*Task:* For the data below, work out how many lines include the string "name" and report only the number.

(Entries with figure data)
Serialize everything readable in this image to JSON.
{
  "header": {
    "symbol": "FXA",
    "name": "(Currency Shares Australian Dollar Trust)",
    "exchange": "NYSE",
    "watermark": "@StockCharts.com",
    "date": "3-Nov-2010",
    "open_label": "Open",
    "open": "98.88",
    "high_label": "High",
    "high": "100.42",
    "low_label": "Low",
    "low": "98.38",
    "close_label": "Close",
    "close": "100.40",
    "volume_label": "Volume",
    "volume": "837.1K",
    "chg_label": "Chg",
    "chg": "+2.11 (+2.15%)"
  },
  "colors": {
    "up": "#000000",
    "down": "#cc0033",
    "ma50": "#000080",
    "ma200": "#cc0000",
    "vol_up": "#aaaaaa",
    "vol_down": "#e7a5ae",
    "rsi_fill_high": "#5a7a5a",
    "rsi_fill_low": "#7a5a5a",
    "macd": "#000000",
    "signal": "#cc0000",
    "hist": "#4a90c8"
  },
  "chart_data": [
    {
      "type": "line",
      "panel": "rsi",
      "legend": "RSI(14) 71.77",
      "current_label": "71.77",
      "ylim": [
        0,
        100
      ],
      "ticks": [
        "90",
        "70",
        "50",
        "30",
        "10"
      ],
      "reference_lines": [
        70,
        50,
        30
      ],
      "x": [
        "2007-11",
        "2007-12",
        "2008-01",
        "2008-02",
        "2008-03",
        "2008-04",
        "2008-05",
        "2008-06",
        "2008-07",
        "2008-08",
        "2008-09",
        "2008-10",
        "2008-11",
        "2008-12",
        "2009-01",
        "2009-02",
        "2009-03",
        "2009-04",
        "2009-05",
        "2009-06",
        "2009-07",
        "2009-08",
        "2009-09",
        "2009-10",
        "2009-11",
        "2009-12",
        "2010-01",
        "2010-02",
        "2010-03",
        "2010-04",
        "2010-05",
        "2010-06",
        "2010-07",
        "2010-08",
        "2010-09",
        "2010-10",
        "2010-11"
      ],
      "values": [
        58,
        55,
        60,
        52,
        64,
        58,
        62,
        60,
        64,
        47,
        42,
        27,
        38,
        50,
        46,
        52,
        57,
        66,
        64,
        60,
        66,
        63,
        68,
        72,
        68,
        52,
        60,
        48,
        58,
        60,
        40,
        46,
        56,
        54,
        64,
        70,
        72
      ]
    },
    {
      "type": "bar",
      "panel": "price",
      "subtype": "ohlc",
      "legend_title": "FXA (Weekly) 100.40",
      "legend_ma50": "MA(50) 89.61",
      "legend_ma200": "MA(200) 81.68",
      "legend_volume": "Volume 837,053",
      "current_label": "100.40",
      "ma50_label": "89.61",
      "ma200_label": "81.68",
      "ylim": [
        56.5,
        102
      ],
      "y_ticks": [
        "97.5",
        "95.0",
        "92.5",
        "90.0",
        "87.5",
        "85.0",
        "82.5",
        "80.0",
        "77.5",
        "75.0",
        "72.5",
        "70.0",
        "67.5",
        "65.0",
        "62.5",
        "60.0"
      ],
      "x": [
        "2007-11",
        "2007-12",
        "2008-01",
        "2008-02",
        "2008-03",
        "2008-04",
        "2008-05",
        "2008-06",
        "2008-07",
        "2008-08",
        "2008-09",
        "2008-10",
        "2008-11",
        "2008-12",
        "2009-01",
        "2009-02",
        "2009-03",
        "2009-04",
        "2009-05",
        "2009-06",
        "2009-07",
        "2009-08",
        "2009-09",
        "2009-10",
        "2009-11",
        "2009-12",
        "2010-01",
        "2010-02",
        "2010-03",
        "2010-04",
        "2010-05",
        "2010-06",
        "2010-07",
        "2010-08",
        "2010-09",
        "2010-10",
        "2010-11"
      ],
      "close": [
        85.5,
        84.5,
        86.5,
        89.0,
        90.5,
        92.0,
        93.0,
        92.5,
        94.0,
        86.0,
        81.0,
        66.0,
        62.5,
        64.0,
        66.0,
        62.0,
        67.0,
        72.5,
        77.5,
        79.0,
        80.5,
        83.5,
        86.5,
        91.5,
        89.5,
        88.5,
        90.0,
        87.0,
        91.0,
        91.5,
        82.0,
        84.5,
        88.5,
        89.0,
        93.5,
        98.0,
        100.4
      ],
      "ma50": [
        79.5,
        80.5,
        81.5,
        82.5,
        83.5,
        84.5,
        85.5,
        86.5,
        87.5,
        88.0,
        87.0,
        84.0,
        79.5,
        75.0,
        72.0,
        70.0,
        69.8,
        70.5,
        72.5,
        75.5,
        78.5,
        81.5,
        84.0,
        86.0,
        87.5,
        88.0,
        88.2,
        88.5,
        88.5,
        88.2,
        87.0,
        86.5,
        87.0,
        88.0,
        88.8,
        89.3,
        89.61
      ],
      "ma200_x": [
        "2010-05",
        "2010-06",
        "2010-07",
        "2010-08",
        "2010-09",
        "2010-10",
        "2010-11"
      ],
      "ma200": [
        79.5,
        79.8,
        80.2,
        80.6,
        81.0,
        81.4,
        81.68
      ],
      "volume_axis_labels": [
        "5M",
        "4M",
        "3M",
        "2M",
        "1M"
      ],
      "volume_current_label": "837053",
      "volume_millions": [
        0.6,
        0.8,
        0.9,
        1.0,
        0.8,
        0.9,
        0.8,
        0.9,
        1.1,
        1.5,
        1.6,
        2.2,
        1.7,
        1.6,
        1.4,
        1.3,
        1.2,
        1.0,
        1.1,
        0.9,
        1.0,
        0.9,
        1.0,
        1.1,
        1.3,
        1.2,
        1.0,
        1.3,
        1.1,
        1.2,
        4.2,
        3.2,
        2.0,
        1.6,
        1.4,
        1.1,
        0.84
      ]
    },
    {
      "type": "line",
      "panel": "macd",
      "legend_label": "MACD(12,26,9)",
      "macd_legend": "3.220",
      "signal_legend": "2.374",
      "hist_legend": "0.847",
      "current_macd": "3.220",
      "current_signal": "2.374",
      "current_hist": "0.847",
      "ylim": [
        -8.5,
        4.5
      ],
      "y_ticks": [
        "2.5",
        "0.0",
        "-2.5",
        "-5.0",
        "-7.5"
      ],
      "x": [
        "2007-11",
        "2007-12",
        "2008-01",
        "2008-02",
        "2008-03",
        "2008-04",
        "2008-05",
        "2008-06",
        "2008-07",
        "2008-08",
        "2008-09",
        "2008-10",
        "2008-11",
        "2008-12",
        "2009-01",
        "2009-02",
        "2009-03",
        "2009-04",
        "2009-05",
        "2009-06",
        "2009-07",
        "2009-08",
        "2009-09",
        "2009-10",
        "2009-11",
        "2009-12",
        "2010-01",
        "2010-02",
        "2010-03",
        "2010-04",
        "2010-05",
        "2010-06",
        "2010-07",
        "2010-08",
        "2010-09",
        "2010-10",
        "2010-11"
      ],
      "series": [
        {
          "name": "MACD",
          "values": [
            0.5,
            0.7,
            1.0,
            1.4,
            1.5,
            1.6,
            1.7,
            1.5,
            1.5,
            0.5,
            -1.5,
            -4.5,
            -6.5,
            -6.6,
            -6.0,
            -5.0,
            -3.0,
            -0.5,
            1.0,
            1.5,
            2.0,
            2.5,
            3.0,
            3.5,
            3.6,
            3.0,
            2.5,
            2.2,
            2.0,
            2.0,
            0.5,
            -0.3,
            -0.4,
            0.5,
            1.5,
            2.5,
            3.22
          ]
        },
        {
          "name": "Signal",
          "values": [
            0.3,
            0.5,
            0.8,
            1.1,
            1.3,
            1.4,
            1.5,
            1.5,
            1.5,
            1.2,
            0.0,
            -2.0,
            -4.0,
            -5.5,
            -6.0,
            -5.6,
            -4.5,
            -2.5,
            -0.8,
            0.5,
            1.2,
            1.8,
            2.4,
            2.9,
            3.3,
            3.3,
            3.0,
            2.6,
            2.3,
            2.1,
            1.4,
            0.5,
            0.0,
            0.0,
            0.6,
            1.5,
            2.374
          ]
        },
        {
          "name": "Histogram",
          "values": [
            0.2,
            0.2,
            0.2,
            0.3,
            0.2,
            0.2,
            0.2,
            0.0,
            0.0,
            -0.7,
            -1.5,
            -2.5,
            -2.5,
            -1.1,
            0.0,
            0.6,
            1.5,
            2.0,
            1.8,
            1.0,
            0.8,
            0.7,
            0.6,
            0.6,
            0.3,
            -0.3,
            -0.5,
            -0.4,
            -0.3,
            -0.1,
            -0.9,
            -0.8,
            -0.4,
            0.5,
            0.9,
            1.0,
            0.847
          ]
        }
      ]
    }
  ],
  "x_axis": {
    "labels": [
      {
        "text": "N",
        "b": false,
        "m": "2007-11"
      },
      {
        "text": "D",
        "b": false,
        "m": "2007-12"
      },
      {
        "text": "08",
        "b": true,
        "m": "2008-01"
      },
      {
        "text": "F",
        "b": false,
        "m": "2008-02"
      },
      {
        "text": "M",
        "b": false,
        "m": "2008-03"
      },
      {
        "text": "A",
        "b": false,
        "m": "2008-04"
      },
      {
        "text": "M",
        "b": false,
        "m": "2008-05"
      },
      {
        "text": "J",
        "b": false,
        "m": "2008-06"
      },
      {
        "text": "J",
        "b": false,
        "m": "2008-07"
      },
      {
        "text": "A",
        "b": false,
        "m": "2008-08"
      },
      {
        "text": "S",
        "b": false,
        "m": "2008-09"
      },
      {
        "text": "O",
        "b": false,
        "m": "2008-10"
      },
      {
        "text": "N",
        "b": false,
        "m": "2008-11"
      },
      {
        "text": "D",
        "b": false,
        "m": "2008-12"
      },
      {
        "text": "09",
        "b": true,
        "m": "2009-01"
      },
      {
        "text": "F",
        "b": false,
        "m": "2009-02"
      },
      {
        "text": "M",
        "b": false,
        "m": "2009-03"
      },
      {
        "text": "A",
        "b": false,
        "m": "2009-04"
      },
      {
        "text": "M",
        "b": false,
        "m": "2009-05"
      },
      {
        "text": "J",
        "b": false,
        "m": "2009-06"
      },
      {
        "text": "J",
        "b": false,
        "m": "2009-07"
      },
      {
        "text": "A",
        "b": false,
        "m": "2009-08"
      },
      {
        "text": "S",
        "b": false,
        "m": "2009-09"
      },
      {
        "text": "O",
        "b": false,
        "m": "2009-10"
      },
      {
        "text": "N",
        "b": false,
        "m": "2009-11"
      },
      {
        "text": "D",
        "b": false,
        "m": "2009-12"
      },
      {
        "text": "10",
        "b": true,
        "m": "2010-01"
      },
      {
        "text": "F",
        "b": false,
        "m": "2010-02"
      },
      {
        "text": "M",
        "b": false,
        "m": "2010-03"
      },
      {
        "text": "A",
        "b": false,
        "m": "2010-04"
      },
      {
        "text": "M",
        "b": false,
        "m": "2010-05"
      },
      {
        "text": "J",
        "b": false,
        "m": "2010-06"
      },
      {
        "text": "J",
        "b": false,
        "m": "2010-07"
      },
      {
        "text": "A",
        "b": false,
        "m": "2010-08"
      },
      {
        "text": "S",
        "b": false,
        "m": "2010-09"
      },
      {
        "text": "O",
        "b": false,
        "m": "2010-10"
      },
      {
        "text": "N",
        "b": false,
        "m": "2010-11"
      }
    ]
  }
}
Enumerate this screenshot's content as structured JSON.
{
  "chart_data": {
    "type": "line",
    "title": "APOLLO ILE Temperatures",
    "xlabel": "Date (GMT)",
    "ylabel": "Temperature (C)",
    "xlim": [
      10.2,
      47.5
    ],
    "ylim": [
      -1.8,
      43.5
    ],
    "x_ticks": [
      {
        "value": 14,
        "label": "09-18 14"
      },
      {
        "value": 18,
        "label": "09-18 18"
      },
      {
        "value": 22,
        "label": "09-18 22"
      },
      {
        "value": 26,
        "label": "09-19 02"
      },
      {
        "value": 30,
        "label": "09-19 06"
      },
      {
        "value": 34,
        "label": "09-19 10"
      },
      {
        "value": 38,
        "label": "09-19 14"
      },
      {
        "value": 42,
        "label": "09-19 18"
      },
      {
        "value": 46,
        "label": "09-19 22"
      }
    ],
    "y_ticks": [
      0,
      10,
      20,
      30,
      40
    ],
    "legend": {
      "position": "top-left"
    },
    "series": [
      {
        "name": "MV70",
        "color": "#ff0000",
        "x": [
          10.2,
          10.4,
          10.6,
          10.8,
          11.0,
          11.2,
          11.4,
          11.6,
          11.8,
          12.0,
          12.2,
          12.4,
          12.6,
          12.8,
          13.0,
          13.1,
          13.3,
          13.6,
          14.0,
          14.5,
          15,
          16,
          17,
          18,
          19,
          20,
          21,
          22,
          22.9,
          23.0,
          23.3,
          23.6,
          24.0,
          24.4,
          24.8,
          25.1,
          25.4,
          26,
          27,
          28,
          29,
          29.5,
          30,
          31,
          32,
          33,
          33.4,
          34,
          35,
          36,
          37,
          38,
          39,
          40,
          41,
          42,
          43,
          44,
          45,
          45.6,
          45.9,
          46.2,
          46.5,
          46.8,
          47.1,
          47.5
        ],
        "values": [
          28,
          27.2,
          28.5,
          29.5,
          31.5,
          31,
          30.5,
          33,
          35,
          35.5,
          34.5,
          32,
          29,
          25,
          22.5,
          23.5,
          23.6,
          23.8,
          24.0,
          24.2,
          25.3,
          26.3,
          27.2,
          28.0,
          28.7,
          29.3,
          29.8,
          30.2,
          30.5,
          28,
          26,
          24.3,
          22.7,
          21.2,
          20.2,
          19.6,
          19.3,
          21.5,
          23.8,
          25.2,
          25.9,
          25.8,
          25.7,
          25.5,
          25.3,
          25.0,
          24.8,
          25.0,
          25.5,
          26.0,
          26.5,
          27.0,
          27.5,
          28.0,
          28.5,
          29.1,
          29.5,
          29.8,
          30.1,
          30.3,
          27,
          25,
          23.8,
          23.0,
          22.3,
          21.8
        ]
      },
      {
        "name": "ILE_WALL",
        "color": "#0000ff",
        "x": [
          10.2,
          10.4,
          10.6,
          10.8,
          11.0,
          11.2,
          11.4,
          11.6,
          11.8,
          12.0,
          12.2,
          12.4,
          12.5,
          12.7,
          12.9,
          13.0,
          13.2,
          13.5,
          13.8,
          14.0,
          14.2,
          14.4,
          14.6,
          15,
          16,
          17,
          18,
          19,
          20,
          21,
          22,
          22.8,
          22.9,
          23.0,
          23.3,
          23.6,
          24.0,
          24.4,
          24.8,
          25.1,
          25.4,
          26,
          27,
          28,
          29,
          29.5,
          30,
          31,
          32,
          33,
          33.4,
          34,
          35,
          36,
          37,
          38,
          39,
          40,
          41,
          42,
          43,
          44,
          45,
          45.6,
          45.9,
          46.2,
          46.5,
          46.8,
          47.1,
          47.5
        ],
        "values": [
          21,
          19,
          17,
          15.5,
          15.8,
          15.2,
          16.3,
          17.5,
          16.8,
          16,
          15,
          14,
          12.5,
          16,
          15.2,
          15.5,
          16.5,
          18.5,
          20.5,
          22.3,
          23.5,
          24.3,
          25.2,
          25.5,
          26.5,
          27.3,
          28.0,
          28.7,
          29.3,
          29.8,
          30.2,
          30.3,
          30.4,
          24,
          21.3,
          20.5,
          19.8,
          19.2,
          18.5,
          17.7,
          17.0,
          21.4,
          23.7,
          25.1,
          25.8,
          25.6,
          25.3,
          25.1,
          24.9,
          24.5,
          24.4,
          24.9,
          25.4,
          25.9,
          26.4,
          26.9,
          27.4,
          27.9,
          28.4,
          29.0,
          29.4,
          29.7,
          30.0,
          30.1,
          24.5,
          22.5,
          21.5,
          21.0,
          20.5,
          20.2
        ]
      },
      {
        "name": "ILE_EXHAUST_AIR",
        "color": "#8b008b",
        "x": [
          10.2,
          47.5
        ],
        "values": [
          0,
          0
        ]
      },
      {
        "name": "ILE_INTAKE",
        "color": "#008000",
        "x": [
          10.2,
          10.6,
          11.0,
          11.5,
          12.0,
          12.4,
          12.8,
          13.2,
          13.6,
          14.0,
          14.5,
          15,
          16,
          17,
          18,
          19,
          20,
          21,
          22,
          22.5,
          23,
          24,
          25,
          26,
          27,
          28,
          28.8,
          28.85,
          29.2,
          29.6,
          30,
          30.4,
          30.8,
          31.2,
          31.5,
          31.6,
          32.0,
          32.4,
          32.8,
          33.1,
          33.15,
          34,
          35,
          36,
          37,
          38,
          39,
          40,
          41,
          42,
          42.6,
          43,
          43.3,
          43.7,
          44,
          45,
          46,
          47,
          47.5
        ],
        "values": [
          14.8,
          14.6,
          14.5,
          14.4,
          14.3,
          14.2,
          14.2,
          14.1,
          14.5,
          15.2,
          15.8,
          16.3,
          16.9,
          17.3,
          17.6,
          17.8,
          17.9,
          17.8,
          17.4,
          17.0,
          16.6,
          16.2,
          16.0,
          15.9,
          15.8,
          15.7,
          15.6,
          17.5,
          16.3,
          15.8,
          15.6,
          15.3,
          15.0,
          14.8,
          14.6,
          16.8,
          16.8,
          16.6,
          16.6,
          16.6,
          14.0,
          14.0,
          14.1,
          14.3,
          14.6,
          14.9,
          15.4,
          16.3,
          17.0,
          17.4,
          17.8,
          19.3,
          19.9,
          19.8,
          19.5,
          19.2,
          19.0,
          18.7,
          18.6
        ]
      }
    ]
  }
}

*Completed task:* 8